- _STATED TASK_
Copy every line from the data below in which the string "ciberseguridad" can be found.

- _SUPPLIED RECORDS_
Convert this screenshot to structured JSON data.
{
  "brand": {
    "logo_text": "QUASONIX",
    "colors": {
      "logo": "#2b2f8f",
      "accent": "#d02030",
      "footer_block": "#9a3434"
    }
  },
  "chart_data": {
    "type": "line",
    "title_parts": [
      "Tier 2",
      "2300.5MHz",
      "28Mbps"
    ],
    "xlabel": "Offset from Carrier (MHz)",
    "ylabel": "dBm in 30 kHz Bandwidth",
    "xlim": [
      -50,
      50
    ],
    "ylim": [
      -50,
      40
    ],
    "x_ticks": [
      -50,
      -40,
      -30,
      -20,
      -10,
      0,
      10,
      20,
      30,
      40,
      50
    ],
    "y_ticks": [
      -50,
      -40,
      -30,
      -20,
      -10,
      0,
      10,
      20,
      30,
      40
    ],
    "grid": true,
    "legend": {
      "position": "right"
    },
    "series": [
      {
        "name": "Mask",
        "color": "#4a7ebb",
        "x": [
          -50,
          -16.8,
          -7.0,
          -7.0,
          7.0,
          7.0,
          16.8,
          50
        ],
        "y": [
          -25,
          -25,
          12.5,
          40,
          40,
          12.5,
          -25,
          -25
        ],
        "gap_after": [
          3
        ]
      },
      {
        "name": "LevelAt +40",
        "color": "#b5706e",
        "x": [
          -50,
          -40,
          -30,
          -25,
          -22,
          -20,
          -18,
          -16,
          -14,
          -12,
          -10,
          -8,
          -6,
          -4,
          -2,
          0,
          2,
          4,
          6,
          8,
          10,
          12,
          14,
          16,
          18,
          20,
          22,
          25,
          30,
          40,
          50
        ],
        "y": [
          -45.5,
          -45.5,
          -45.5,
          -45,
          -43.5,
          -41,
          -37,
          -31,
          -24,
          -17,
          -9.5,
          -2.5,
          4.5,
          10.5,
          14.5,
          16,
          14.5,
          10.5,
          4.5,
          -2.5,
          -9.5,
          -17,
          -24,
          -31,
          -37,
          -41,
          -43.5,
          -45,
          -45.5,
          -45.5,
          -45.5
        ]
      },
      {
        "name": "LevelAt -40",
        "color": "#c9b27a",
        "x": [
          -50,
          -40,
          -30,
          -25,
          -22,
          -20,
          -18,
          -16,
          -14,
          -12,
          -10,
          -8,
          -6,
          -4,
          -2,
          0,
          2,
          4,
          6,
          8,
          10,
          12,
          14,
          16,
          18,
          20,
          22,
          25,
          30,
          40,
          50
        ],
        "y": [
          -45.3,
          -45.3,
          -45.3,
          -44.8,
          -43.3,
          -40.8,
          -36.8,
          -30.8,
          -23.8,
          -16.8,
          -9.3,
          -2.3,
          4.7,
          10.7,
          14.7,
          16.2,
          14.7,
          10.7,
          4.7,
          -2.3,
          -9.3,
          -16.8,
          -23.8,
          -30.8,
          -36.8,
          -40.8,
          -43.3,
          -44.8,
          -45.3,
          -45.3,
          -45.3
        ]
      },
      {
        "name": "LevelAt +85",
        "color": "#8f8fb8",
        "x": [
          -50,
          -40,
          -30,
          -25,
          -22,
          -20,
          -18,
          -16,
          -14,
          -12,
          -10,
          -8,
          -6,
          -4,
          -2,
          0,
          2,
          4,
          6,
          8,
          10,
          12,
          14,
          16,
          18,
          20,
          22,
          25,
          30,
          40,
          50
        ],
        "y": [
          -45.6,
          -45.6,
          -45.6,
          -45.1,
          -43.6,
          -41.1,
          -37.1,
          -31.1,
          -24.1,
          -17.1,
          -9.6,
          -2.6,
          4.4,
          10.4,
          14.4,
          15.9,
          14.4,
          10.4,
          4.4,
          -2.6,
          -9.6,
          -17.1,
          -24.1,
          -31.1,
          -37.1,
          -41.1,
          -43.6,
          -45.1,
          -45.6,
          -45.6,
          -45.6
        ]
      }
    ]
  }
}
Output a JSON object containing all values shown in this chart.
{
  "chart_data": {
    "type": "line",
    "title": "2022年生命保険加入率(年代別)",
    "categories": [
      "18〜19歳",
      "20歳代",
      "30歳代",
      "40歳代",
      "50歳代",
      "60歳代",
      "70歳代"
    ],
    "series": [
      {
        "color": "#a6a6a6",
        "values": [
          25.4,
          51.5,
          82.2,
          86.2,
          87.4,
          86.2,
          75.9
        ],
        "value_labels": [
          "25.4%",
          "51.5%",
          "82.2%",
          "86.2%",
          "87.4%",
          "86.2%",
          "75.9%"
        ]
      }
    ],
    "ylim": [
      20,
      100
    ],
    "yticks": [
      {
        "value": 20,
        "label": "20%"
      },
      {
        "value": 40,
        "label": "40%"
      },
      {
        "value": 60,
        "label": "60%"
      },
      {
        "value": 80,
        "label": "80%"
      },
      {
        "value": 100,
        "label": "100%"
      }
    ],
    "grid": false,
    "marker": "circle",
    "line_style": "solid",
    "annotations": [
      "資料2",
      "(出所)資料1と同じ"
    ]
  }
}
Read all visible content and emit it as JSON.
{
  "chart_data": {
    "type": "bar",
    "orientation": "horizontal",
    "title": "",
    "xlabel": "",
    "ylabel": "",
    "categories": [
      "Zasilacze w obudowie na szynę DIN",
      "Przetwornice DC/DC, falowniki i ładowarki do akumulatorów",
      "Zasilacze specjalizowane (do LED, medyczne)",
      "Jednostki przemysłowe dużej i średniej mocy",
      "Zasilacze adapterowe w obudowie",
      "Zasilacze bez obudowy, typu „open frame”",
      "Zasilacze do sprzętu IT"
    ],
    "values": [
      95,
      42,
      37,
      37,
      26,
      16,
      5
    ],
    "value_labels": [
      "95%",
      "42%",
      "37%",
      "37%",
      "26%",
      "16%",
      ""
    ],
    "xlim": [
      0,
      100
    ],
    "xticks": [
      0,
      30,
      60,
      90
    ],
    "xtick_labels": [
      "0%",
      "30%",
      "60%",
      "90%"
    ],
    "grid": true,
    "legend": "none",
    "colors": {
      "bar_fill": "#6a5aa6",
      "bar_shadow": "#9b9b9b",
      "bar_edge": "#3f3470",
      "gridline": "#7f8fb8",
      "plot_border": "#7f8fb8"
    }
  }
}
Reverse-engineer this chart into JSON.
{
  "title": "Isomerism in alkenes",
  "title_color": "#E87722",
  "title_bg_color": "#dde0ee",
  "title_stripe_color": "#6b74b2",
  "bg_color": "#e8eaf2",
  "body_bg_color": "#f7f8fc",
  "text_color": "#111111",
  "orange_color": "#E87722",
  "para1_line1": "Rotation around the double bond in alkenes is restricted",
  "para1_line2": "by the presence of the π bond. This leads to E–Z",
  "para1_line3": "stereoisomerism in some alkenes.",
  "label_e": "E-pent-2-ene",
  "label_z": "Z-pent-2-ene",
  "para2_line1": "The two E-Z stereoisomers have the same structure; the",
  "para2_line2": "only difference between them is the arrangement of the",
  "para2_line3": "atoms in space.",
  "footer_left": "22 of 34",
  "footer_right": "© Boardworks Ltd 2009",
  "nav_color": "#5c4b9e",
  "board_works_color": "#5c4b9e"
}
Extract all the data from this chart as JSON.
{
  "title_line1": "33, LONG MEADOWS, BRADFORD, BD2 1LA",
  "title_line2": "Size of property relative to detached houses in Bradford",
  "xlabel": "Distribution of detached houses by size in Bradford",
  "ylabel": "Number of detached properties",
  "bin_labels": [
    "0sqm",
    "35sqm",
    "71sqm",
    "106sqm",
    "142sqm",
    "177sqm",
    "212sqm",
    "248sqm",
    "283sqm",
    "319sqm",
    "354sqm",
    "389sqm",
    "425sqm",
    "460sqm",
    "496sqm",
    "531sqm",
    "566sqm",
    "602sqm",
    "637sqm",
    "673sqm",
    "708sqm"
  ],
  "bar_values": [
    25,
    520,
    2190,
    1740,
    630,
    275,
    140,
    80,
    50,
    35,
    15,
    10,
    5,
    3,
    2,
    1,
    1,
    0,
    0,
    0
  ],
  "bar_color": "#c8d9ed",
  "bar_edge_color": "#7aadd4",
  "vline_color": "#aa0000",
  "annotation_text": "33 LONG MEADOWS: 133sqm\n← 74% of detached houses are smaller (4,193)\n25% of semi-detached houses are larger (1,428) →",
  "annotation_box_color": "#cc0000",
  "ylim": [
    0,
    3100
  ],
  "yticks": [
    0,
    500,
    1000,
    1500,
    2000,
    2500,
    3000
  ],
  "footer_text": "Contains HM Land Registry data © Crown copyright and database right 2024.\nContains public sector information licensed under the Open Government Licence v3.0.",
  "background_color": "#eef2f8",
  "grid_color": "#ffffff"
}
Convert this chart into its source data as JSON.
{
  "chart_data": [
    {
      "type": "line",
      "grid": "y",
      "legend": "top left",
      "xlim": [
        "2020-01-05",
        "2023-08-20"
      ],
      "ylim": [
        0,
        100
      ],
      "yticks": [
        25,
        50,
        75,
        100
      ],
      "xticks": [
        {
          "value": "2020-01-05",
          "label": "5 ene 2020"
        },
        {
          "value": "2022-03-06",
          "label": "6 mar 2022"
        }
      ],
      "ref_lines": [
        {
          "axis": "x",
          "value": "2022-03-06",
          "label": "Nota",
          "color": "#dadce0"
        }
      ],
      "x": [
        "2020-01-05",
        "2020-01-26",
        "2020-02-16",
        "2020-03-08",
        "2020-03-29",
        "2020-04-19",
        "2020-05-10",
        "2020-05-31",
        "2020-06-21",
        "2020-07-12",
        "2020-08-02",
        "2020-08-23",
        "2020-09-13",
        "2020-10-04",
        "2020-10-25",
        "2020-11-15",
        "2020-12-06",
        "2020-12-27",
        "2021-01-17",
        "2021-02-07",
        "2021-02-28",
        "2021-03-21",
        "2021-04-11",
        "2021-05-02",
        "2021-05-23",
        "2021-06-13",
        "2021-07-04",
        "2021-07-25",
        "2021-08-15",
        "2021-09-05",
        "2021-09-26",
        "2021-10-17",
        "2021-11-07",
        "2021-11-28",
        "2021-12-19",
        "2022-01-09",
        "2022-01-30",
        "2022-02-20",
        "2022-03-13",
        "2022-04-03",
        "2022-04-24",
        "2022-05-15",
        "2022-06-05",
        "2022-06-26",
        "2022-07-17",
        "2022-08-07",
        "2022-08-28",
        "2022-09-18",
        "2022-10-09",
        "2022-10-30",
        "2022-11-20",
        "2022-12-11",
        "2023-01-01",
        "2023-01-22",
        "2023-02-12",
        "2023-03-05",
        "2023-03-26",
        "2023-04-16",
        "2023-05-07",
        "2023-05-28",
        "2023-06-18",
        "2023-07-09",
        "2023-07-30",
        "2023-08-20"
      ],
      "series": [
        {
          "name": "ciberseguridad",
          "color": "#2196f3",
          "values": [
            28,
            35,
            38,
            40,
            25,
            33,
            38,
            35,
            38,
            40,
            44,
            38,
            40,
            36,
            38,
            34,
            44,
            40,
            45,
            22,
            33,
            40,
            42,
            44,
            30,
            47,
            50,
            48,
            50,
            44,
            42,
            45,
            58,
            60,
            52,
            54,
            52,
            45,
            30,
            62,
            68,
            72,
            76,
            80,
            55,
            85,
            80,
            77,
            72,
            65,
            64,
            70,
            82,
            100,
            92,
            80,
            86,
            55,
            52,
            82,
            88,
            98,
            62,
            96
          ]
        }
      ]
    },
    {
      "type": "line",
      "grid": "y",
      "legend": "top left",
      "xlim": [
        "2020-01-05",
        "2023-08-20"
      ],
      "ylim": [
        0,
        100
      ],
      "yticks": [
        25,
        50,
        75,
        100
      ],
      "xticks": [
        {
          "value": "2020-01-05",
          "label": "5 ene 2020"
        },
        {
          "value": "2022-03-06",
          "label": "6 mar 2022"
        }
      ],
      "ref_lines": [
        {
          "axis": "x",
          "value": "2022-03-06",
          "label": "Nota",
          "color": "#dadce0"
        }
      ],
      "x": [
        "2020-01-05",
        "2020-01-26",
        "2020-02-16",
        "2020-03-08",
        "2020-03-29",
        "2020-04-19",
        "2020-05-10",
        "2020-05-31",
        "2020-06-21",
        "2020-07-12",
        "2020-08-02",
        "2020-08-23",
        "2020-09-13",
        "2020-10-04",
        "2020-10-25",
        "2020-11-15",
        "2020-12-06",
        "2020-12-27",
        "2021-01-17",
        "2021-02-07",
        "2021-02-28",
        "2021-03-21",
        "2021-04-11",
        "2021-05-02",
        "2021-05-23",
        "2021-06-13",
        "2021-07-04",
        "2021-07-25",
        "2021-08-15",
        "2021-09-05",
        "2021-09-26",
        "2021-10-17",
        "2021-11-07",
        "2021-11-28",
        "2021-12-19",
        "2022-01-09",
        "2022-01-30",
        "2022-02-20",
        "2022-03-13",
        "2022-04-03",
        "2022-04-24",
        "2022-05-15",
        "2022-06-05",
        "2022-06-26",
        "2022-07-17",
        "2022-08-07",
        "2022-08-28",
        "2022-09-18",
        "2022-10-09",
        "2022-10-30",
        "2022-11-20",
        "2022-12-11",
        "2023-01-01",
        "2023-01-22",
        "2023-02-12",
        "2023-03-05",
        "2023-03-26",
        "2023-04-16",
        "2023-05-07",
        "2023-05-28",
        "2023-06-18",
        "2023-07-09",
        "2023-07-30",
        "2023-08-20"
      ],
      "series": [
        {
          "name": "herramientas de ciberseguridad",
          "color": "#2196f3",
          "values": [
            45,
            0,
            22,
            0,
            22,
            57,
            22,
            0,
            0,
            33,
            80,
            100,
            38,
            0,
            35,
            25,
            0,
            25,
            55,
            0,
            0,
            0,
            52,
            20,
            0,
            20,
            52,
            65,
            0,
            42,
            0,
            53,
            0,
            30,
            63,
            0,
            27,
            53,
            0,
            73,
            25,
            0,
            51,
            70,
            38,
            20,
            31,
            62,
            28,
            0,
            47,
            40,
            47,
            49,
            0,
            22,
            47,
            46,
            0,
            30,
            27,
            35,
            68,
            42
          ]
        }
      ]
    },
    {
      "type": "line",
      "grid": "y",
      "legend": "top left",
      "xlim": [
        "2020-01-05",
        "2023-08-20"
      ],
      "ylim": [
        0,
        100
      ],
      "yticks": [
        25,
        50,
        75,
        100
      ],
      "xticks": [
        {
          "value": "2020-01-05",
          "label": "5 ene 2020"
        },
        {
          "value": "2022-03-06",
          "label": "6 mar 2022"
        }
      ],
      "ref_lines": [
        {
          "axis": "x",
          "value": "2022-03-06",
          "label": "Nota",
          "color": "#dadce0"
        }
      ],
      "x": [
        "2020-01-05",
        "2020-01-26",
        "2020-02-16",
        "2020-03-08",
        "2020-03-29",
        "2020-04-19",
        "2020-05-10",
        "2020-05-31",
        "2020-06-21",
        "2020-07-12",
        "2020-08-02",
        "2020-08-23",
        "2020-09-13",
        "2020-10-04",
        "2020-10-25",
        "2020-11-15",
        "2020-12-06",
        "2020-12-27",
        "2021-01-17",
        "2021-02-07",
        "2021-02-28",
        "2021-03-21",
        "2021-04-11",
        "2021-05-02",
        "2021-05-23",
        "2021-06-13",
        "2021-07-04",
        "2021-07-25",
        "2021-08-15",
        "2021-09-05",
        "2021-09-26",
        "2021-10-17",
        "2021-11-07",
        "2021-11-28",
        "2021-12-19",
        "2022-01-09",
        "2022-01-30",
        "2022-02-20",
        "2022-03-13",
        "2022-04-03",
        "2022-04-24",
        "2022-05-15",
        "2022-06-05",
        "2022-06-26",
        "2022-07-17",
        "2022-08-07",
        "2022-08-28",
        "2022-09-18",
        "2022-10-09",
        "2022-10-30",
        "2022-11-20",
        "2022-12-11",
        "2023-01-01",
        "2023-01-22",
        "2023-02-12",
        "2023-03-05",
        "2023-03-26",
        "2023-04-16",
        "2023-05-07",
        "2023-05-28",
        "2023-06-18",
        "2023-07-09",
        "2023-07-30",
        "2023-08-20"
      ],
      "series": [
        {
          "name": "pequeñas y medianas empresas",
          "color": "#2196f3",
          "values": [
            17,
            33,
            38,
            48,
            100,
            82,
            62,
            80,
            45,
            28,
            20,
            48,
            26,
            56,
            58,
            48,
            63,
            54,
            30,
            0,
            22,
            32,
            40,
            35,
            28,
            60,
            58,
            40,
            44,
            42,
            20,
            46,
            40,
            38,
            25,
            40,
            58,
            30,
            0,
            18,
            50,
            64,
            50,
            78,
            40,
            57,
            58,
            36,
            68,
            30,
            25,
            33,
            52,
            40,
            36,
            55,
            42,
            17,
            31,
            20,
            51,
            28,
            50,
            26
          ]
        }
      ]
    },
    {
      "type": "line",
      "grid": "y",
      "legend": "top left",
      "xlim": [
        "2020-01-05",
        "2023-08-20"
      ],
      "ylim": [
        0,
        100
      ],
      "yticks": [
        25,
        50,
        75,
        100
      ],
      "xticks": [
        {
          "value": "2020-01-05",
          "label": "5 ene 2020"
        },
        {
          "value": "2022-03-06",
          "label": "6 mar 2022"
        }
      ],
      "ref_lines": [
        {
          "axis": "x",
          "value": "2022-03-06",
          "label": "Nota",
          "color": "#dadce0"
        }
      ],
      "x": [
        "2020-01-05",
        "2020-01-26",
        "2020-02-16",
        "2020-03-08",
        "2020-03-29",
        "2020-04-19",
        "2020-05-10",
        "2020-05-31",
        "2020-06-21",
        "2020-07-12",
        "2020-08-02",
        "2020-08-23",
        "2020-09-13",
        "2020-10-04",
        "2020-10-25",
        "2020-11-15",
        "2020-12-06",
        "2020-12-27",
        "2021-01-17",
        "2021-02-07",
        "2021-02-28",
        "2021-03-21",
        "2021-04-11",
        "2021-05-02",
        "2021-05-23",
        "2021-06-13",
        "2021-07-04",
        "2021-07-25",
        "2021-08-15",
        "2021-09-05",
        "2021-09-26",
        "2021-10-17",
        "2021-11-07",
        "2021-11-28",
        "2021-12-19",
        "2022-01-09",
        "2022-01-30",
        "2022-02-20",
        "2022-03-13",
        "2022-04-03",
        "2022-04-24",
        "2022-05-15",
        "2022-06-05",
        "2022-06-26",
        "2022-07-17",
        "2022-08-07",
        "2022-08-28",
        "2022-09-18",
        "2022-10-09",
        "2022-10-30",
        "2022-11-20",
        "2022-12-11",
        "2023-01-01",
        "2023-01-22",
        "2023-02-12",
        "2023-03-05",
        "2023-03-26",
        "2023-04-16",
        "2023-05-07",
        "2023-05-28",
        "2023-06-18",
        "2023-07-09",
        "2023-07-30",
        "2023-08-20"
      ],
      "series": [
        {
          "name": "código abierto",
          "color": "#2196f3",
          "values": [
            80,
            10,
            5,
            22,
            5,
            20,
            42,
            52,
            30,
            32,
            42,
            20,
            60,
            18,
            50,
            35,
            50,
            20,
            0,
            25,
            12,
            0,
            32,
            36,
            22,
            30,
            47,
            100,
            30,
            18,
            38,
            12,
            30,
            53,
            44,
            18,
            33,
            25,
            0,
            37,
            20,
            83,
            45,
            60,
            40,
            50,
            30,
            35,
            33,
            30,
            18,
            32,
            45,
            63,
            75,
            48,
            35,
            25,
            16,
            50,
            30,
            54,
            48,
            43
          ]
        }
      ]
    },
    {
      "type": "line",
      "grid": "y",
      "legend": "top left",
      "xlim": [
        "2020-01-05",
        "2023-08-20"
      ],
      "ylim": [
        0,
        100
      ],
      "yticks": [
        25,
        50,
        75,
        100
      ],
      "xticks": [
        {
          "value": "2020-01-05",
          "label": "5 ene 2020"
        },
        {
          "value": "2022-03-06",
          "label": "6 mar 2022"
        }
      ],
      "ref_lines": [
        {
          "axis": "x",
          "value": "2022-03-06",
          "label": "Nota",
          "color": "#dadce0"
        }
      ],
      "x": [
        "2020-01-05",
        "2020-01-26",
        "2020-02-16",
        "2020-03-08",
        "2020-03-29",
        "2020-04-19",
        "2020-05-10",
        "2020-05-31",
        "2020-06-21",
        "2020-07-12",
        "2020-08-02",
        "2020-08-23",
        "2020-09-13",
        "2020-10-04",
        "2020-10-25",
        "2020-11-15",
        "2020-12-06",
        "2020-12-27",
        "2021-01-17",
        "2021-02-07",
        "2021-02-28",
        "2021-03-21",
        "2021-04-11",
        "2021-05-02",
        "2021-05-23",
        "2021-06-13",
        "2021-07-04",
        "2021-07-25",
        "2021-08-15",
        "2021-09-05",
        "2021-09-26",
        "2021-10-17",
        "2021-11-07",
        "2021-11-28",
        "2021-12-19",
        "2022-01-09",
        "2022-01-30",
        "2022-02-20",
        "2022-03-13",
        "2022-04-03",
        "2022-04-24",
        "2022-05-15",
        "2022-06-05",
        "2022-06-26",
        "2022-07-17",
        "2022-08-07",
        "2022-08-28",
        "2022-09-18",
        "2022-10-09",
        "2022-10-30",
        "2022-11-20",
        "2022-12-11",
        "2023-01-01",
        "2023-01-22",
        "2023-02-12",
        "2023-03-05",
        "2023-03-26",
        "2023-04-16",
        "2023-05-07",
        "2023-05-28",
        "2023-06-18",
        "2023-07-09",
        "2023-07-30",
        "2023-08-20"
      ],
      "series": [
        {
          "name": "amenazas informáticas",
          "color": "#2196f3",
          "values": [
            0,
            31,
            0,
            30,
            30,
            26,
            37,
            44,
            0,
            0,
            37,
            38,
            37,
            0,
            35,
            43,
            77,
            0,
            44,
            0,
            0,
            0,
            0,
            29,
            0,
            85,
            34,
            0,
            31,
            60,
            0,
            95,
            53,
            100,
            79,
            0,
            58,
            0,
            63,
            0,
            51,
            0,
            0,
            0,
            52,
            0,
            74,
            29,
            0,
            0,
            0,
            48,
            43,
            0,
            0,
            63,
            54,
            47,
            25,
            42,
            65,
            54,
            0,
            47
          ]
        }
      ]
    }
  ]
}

- _RESULT OF THIS TASK_
          "name": "ciberseguridad",
          "name": "herramientas de ciberseguridad",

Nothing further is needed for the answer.